Challenge:
Reproduce the records below in full and exactly, without their images.

Data tied to figure images:

========

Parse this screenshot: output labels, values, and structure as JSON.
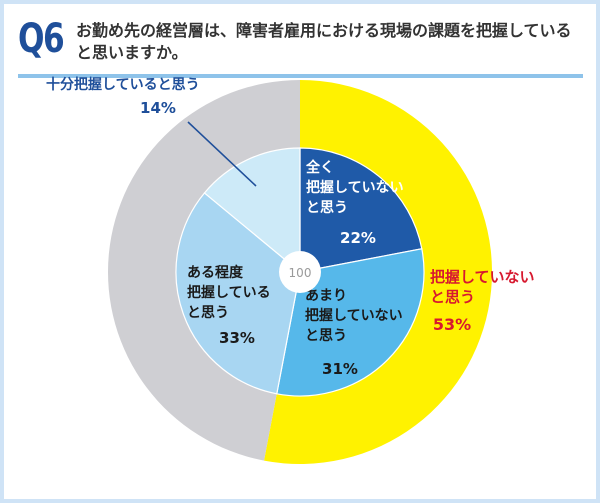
{
  "header": {
    "badge": "Q6",
    "question": "お勤め先の経営層は、障害者雇用における現場の課題を把握していると思いますか。"
  },
  "center_label": "100",
  "chart_data": {
    "type": "pie",
    "inner": [
      {
        "lines": [
          "全く",
          "把握していない",
          "と思う"
        ],
        "pct": "22%",
        "value": 22,
        "color": "#1f5aa8",
        "text_color": "#ffffff"
      },
      {
        "lines": [
          "あまり",
          "把握していない",
          "と思う"
        ],
        "pct": "31%",
        "value": 31,
        "color": "#56b8ea",
        "text_color": "#1a1a1a"
      },
      {
        "lines": [
          "ある程度",
          "把握している",
          "と思う"
        ],
        "pct": "33%",
        "value": 33,
        "color": "#a8d6f2",
        "text_color": "#1a1a1a"
      },
      {
        "lines": [
          "十分把握していると思う"
        ],
        "pct": "14%",
        "value": 14,
        "color": "#cdeaf8",
        "text_color": "#1f4f9a"
      }
    ],
    "outer": [
      {
        "lines": [
          "把握していない",
          "と思う"
        ],
        "pct": "53%",
        "value": 53,
        "color": "#fff200",
        "text_color": "#d7192f"
      },
      {
        "lines": [],
        "pct": "",
        "value": 47,
        "color": "#cfcfd3",
        "text_color": "#333333"
      }
    ]
  }
}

========

Solved exercise:
Parse this screenshot: output labels, values, and structure as JSON.
{
  "header": {
    "badge": "Q6",
    "question": "お勤め先の経営層は、障害者雇用における現場の課題を把握していると思いますか。"
  },
  "center_label": "100",
  "chart_data": {
    "type": "pie",
    "inner": [
      {
        "lines": [
          "全く",
          "把握していない",
          "と思う"
        ],
        "pct": "22%",
        "value": 22,
        "color": "#1f5aa8",
        "text_color": "#ffffff"
      },
      {
        "lines": [
          "あまり",
          "把握していない",
          "と思う"
        ],
        "pct": "31%",
        "value": 31,
        "color": "#56b8ea",
        "text_color": "#1a1a1a"
      },
      {
        "lines": [
          "ある程度",
          "把握している",
          "と思う"
        ],
        "pct": "33%",
        "value": 33,
        "color": "#a8d6f2",
        "text_color": "#1a1a1a"
      },
      {
        "lines": [
          "十分把握していると思う"
        ],
        "pct": "14%",
        "value": 14,
        "color": "#cdeaf8",
        "text_color": "#1f4f9a"
      }
    ],
    "outer": [
      {
        "lines": [
          "把握していない",
          "と思う"
        ],
        "pct": "53%",
        "value": 53,
        "color": "#fff200",
        "text_color": "#d7192f"
      },
      {
        "lines": [],
        "pct": "",
        "value": 47,
        "color": "#cfcfd3",
        "text_color": "#333333"
      }
    ]
  }
}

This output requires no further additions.